(What needs to be done): Single out the lines that include the word "Introduction". Copy them.

··· Task input ···

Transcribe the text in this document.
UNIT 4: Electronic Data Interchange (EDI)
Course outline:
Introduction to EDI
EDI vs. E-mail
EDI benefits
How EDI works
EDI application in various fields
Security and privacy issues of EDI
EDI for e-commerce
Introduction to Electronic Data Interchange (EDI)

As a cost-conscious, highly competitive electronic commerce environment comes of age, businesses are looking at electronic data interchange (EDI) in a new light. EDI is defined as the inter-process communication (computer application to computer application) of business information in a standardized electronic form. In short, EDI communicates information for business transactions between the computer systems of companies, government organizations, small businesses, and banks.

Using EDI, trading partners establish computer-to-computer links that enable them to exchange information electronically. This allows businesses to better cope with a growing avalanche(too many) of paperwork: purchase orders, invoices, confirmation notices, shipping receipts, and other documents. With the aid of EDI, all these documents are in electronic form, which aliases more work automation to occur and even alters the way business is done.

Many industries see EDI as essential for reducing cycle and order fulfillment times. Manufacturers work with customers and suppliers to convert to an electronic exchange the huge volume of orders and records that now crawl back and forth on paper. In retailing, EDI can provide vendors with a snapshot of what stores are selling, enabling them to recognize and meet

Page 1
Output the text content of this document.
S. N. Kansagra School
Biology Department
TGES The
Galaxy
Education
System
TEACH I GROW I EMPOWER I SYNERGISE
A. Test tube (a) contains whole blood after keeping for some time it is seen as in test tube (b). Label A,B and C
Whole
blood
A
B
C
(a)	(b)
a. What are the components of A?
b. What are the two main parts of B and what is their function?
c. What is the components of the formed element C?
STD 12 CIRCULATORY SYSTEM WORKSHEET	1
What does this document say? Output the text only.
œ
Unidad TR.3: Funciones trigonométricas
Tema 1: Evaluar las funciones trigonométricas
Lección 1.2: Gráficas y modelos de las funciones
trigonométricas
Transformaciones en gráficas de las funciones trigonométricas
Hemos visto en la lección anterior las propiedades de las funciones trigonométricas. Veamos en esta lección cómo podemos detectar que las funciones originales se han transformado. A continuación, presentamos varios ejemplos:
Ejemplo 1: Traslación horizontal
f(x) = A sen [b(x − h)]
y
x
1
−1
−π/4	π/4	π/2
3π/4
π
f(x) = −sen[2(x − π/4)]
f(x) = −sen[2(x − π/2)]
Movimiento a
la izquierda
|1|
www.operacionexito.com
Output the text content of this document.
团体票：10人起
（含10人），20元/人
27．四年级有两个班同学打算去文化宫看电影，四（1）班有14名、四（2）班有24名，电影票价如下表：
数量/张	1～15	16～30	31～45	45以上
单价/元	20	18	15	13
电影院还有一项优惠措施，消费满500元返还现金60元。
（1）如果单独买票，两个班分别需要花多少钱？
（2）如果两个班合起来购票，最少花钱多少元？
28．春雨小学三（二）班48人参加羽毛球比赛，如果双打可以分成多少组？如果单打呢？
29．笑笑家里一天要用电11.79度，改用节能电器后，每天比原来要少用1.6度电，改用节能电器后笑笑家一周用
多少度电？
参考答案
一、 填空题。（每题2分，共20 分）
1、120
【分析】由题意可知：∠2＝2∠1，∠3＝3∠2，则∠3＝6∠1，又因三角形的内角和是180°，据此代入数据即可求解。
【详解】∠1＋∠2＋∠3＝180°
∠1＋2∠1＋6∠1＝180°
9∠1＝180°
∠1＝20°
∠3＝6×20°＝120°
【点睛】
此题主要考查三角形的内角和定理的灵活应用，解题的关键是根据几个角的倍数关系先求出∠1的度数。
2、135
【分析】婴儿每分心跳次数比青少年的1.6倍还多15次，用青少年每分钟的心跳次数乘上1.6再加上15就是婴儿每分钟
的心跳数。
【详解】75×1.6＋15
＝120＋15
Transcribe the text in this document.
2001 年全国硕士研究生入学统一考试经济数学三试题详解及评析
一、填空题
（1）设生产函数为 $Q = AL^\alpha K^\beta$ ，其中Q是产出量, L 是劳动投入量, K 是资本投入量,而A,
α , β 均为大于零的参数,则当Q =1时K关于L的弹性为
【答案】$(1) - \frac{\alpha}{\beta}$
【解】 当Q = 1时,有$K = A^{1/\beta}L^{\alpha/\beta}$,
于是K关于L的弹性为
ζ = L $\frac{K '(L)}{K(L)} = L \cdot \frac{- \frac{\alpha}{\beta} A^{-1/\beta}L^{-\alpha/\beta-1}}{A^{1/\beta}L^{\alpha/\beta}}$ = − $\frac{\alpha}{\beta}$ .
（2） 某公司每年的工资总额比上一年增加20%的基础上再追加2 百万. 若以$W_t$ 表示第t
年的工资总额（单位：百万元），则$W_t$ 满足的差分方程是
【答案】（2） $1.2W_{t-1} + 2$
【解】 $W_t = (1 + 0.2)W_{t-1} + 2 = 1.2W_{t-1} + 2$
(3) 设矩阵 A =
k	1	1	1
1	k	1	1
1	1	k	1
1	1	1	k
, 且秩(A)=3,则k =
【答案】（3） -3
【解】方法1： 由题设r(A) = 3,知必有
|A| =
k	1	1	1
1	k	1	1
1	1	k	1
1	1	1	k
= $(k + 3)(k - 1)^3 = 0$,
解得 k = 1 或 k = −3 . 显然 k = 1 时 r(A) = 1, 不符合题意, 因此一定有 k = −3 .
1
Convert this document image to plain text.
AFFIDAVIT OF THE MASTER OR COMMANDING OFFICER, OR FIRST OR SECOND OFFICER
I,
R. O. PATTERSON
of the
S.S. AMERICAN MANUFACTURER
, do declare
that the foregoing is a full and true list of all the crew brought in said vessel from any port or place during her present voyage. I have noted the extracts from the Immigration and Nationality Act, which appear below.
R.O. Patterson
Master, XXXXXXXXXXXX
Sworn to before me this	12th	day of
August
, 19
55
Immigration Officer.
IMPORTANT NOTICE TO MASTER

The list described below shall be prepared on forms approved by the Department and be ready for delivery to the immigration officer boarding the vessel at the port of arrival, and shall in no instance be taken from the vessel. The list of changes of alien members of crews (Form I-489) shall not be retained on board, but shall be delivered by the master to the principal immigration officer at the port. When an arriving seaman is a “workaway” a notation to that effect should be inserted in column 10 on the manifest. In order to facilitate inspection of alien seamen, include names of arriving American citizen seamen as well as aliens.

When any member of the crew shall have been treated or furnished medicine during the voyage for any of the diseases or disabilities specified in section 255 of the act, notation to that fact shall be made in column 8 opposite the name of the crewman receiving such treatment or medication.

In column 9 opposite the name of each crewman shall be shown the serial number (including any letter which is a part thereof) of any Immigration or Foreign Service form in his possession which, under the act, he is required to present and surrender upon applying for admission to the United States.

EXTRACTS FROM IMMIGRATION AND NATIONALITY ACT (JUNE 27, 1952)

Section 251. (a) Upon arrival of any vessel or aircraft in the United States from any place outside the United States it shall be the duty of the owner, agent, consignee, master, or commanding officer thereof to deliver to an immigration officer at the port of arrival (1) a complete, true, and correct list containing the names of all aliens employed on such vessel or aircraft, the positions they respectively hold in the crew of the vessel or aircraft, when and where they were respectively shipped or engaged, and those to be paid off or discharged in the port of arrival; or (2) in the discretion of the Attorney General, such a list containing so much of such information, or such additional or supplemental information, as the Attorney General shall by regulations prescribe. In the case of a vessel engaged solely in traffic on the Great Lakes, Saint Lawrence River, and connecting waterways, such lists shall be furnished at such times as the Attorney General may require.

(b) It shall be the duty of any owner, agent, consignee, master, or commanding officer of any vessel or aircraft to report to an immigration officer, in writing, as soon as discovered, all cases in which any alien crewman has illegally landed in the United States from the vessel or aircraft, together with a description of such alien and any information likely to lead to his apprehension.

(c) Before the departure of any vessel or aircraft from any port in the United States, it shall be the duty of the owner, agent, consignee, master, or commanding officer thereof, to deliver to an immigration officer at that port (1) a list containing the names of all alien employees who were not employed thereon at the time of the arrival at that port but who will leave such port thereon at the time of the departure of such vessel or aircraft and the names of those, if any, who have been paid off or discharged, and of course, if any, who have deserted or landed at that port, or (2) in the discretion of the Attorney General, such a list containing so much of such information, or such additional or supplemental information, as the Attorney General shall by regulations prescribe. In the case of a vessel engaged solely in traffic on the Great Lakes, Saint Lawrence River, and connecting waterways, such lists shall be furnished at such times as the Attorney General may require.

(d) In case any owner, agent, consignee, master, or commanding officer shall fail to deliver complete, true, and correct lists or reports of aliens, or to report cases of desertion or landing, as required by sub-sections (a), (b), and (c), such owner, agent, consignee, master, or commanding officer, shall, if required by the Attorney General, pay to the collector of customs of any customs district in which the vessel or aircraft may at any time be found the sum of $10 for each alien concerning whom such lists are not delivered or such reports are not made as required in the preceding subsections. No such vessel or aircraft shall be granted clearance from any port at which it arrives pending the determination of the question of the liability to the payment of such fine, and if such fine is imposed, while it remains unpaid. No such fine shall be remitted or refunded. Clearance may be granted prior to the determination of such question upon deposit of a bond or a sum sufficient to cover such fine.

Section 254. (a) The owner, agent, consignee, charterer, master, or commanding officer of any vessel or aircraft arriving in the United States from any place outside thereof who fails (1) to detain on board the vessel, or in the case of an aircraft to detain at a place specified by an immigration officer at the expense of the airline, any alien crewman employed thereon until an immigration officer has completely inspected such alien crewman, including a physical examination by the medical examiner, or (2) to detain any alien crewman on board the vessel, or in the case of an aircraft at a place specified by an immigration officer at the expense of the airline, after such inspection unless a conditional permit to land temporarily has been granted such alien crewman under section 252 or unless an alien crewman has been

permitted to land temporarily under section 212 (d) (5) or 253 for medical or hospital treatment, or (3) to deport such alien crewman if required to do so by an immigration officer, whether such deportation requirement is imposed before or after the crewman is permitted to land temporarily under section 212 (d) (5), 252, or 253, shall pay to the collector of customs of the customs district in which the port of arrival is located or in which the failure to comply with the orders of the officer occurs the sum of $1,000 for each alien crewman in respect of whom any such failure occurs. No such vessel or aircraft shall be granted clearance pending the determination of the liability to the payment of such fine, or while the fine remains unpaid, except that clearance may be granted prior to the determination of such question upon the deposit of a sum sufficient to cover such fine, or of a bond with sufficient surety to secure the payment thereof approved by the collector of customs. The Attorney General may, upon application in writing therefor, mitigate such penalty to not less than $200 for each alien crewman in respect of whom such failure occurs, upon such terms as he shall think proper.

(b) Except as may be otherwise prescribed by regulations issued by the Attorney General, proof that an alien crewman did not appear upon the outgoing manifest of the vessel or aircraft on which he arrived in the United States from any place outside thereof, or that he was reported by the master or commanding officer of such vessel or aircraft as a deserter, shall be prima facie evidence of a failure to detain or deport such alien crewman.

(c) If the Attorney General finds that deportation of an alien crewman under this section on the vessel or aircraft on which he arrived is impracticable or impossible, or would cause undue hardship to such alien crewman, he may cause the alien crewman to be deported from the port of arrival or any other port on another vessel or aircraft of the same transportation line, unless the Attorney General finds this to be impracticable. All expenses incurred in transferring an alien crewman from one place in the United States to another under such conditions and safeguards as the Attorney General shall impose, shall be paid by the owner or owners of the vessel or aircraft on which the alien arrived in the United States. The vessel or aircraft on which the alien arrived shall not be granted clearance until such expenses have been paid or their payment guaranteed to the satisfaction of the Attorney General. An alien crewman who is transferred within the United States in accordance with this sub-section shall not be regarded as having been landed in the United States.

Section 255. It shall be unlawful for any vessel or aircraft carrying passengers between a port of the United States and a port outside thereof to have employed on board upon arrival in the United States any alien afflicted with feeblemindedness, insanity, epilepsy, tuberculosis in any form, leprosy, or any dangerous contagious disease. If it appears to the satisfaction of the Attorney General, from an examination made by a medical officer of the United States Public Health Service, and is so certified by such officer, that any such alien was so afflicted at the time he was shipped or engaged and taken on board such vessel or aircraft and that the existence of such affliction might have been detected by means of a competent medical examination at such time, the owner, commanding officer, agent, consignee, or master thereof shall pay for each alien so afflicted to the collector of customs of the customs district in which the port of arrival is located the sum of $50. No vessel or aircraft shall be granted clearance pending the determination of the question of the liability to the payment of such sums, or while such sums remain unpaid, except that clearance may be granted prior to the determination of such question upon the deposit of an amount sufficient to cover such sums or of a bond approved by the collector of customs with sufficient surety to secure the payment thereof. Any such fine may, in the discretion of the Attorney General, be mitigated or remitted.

···

(Worked solution):
Introduction to EDI
Introduction to Electronic Data Interchange (EDI)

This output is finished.